RECORDS FOR PROCESSING:
▼▼▼

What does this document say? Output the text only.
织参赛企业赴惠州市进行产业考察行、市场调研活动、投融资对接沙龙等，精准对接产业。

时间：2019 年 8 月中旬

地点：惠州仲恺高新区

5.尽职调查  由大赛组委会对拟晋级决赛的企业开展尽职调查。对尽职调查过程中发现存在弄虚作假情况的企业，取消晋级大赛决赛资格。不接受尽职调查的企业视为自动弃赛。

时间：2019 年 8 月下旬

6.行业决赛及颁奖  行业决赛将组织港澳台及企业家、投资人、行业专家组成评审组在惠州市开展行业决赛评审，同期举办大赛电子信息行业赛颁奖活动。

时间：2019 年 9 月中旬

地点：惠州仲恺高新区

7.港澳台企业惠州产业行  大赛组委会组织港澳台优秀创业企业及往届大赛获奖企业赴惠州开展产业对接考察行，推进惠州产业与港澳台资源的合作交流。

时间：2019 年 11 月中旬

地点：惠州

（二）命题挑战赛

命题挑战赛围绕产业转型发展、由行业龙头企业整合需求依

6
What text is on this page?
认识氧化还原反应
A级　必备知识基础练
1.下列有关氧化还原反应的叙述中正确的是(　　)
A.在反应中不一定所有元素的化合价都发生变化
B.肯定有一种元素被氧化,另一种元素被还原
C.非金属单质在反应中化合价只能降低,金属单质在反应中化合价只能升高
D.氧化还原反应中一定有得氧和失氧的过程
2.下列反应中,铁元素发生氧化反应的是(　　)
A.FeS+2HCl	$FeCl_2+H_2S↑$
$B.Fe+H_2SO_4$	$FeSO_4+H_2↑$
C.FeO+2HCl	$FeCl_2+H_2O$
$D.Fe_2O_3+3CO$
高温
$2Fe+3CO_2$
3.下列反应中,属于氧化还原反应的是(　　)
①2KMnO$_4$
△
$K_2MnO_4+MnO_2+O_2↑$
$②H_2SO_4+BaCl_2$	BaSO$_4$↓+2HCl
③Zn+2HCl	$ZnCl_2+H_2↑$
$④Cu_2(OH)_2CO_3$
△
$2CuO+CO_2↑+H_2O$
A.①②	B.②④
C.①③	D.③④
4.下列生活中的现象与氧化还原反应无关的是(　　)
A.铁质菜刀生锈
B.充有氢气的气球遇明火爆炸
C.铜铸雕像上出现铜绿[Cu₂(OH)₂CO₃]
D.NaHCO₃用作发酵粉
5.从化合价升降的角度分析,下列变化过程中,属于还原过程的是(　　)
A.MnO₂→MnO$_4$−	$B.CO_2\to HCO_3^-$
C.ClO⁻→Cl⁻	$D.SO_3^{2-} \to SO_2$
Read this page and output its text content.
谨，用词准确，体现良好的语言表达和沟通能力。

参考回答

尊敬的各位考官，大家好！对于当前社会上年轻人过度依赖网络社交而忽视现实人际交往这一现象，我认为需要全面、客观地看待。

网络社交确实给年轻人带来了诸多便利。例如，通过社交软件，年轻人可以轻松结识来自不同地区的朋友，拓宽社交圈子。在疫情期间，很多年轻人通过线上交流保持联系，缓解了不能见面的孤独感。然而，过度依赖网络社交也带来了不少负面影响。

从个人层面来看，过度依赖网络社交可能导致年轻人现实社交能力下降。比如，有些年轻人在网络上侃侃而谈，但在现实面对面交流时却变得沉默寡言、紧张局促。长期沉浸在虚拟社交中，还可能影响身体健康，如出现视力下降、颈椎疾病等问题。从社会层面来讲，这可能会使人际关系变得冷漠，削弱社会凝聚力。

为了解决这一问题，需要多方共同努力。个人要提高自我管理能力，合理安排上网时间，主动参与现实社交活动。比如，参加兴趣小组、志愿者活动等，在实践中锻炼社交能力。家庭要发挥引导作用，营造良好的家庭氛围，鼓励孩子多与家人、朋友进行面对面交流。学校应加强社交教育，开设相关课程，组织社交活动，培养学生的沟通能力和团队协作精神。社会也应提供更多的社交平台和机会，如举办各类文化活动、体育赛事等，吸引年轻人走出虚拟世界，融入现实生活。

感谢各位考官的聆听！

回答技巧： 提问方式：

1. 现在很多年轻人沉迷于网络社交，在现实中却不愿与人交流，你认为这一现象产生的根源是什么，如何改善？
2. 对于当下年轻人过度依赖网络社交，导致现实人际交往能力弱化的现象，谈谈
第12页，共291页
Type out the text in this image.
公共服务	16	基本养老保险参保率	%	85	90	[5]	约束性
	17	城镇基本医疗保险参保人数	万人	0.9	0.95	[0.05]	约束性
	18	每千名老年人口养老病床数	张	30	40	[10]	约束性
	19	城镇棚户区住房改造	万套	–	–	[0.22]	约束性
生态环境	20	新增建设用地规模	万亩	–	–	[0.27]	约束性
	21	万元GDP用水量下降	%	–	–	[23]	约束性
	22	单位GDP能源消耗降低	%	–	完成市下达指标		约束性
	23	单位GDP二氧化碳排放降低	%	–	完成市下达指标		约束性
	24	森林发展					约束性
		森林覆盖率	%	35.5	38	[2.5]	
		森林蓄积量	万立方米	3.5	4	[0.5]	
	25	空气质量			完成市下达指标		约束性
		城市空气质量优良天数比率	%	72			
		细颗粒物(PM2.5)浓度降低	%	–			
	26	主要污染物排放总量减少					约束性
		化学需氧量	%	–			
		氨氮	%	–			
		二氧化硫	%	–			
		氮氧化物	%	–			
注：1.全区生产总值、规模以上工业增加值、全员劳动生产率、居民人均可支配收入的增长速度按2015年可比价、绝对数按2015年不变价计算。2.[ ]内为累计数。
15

▲▲▲

GIVEN EXERCISE: Copy each line that contains the word "下列反应中".

THE REPLY:
2.下列反应中,铁元素发生氧化反应的是(　　)
3.下列反应中,属于氧化还原反应的是(　　)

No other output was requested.